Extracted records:
□ □ □ □

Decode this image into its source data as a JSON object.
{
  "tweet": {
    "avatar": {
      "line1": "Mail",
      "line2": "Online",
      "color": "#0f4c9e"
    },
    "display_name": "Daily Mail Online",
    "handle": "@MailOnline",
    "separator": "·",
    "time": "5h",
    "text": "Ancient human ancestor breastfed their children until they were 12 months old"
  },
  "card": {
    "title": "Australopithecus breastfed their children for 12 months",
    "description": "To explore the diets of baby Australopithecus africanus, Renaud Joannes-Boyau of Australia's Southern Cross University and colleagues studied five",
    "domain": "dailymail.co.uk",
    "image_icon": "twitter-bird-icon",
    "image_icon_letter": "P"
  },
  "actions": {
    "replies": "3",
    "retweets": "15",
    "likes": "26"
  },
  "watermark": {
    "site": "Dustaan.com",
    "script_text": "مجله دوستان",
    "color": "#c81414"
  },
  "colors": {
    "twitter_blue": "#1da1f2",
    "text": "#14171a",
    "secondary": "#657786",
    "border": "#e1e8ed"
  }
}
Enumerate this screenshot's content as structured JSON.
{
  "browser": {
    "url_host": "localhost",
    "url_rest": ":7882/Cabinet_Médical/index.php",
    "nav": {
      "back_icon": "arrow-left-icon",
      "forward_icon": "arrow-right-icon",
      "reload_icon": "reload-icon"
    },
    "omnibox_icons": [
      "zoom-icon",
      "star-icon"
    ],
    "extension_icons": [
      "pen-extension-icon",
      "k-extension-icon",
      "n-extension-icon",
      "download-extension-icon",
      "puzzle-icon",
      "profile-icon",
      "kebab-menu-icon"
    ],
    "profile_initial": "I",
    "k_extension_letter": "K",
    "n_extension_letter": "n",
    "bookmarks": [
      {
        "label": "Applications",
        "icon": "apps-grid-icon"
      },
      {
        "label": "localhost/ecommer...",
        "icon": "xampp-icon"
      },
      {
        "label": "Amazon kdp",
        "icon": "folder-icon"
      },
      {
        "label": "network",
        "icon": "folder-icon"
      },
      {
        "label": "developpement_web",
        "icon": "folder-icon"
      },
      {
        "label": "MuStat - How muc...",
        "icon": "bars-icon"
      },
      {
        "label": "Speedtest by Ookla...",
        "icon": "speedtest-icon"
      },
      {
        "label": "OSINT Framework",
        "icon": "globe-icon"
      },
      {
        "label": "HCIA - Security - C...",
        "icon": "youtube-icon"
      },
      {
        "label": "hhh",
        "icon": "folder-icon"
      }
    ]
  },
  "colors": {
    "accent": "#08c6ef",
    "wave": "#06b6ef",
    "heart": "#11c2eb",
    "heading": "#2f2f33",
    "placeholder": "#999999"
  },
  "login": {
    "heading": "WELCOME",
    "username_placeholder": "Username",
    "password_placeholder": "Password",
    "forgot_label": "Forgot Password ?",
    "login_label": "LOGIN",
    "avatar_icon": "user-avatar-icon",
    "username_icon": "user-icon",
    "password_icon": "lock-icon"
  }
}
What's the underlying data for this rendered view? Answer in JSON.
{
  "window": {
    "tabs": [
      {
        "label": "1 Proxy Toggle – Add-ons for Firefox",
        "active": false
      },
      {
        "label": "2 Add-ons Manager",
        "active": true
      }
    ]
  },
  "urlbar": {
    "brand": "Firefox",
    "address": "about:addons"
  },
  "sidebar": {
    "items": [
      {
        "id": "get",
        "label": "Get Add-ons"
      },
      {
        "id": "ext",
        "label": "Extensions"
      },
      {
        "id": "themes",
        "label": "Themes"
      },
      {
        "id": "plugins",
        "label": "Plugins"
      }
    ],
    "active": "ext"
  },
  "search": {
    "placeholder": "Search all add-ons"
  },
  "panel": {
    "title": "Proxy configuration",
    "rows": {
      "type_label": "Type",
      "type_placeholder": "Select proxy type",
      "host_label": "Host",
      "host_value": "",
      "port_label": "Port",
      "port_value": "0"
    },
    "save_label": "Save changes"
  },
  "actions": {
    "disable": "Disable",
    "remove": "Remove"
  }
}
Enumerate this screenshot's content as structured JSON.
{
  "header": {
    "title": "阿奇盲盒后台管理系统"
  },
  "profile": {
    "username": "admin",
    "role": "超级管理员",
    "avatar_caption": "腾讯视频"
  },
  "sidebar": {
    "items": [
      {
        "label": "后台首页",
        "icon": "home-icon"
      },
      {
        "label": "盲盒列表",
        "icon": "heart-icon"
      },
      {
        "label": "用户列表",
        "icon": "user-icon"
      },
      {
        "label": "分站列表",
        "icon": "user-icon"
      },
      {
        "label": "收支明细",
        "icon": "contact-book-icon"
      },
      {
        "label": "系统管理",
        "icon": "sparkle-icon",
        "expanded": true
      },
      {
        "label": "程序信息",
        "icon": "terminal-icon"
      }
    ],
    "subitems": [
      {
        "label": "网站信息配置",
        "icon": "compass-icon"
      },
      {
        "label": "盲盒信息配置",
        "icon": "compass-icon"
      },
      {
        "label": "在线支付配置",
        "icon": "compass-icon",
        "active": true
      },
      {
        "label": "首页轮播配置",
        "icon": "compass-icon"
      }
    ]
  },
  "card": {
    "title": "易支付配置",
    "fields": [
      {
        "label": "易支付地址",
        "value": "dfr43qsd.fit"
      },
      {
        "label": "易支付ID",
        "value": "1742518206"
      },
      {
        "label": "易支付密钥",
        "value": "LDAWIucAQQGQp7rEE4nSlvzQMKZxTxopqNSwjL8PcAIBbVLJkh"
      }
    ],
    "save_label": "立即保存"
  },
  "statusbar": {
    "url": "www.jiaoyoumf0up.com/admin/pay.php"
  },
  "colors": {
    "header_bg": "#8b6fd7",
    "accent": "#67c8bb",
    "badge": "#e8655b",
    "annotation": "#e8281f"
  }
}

□ □ □ □

Task instructions: Look through the listing above. Pick out each line with "their" and copy it.

Result below:
    "text": "Ancient human ancestor breastfed their children until they were 12 months old"
    "title": "Australopithecus breastfed their children for 12 months",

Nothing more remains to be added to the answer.